### Records provided ###

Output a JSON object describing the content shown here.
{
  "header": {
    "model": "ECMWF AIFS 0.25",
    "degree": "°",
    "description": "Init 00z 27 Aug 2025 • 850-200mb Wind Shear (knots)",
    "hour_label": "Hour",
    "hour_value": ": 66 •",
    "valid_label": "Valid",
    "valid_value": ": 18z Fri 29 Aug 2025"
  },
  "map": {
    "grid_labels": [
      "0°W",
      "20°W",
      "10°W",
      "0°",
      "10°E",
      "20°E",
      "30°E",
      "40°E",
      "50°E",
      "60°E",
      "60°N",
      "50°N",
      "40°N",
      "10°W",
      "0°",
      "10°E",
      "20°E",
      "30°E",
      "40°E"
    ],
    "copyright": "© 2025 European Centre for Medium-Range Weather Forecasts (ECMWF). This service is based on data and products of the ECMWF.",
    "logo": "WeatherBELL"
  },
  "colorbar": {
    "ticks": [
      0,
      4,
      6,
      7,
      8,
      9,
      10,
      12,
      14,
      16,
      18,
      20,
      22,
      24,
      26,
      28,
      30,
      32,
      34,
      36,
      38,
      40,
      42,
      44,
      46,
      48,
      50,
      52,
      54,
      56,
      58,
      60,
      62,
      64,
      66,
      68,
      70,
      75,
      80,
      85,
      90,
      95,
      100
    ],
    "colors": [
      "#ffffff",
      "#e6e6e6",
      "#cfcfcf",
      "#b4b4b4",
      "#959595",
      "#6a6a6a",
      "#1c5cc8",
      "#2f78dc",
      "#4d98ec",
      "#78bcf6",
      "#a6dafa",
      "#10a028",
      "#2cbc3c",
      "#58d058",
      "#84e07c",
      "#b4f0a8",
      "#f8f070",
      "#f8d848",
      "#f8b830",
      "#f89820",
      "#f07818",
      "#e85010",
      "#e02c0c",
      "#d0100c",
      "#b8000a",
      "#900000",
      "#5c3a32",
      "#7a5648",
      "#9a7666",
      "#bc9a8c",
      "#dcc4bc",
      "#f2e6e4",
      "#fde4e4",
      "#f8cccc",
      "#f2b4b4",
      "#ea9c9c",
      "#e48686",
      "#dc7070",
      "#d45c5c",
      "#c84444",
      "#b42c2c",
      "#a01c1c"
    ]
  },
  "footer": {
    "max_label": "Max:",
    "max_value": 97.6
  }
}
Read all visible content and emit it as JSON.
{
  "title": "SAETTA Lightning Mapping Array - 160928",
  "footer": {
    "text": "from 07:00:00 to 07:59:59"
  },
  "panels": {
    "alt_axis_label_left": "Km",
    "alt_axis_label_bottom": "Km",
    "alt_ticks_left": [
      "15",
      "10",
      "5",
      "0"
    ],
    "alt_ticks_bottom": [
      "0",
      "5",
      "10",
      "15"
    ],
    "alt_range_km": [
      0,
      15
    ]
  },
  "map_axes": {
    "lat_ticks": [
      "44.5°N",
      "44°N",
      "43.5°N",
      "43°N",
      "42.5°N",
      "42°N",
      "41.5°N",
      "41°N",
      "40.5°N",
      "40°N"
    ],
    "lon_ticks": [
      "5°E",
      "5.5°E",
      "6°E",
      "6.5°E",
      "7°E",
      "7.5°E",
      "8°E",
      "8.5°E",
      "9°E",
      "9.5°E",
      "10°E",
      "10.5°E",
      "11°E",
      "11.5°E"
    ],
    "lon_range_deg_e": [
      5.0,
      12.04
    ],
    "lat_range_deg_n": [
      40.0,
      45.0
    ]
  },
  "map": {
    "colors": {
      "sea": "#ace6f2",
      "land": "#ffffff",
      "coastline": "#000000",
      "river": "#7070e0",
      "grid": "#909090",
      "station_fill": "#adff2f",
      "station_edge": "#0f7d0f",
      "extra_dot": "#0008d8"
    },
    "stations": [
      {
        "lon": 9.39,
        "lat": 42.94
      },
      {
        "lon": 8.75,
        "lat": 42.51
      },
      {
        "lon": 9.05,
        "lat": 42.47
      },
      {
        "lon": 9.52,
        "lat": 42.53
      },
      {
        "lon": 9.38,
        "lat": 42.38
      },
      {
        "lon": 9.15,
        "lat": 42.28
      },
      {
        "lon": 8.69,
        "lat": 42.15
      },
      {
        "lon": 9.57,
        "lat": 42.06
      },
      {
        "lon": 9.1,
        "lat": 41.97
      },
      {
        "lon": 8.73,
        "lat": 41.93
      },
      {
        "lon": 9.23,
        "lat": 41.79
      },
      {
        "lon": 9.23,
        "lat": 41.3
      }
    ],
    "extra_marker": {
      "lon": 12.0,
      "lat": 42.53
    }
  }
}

###

— Goal of the exercise —
Write out the entries above word for word.

— Task solution —
Output a JSON object describing the content shown here.
{
  "header": {
    "model": "ECMWF AIFS 0.25",
    "degree": "°",
    "description": "Init 00z 27 Aug 2025 • 850-200mb Wind Shear (knots)",
    "hour_label": "Hour",
    "hour_value": ": 66 •",
    "valid_label": "Valid",
    "valid_value": ": 18z Fri 29 Aug 2025"
  },
  "map": {
    "grid_labels": [
      "0°W",
      "20°W",
      "10°W",
      "0°",
      "10°E",
      "20°E",
      "30°E",
      "40°E",
      "50°E",
      "60°E",
      "60°N",
      "50°N",
      "40°N",
      "10°W",
      "0°",
      "10°E",
      "20°E",
      "30°E",
      "40°E"
    ],
    "copyright": "© 2025 European Centre for Medium-Range Weather Forecasts (ECMWF). This service is based on data and products of the ECMWF.",
    "logo": "WeatherBELL"
  },
  "colorbar": {
    "ticks": [
      0,
      4,
      6,
      7,
      8,
      9,
      10,
      12,
      14,
      16,
      18,
      20,
      22,
      24,
      26,
      28,
      30,
      32,
      34,
      36,
      38,
      40,
      42,
      44,
      46,
      48,
      50,
      52,
      54,
      56,
      58,
      60,
      62,
      64,
      66,
      68,
      70,
      75,
      80,
      85,
      90,
      95,
      100
    ],
    "colors": [
      "#ffffff",
      "#e6e6e6",
      "#cfcfcf",
      "#b4b4b4",
      "#959595",
      "#6a6a6a",
      "#1c5cc8",
      "#2f78dc",
      "#4d98ec",
      "#78bcf6",
      "#a6dafa",
      "#10a028",
      "#2cbc3c",
      "#58d058",
      "#84e07c",
      "#b4f0a8",
      "#f8f070",
      "#f8d848",
      "#f8b830",
      "#f89820",
      "#f07818",
      "#e85010",
      "#e02c0c",
      "#d0100c",
      "#b8000a",
      "#900000",
      "#5c3a32",
      "#7a5648",
      "#9a7666",
      "#bc9a8c",
      "#dcc4bc",
      "#f2e6e4",
      "#fde4e4",
      "#f8cccc",
      "#f2b4b4",
      "#ea9c9c",
      "#e48686",
      "#dc7070",
      "#d45c5c",
      "#c84444",
      "#b42c2c",
      "#a01c1c"
    ]
  },
  "footer": {
    "max_label": "Max:",
    "max_value": 97.6
  }
}
Read all visible content and emit it as JSON.
{
  "title": "SAETTA Lightning Mapping Array - 160928",
  "footer": {
    "text": "from 07:00:00 to 07:59:59"
  },
  "panels": {
    "alt_axis_label_left": "Km",
    "alt_axis_label_bottom": "Km",
    "alt_ticks_left": [
      "15",
      "10",
      "5",
      "0"
    ],
    "alt_ticks_bottom": [
      "0",
      "5",
      "10",
      "15"
    ],
    "alt_range_km": [
      0,
      15
    ]
  },
  "map_axes": {
    "lat_ticks": [
      "44.5°N",
      "44°N",
      "43.5°N",
      "43°N",
      "42.5°N",
      "42°N",
      "41.5°N",
      "41°N",
      "40.5°N",
      "40°N"
    ],
    "lon_ticks": [
      "5°E",
      "5.5°E",
      "6°E",
      "6.5°E",
      "7°E",
      "7.5°E",
      "8°E",
      "8.5°E",
      "9°E",
      "9.5°E",
      "10°E",
      "10.5°E",
      "11°E",
      "11.5°E"
    ],
    "lon_range_deg_e": [
      5.0,
      12.04
    ],
    "lat_range_deg_n": [
      40.0,
      45.0
    ]
  },
  "map": {
    "colors": {
      "sea": "#ace6f2",
      "land": "#ffffff",
      "coastline": "#000000",
      "river": "#7070e0",
      "grid": "#909090",
      "station_fill": "#adff2f",
      "station_edge": "#0f7d0f",
      "extra_dot": "#0008d8"
    },
    "stations": [
      {
        "lon": 9.39,
        "lat": 42.94
      },
      {
        "lon": 8.75,
        "lat": 42.51
      },
      {
        "lon": 9.05,
        "lat": 42.47
      },
      {
        "lon": 9.52,
        "lat": 42.53
      },
      {
        "lon": 9.38,
        "lat": 42.38
      },
      {
        "lon": 9.15,
        "lat": 42.28
      },
      {
        "lon": 8.69,
        "lat": 42.15
      },
      {
        "lon": 9.57,
        "lat": 42.06
      },
      {
        "lon": 9.1,
        "lat": 41.97
      },
      {
        "lon": 8.73,
        "lat": 41.93
      },
      {
        "lon": 9.23,
        "lat": 41.79
      },
      {
        "lon": 9.23,
        "lat": 41.3
      }
    ],
    "extra_marker": {
      "lon": 12.0,
      "lat": 42.53
    }
  }
}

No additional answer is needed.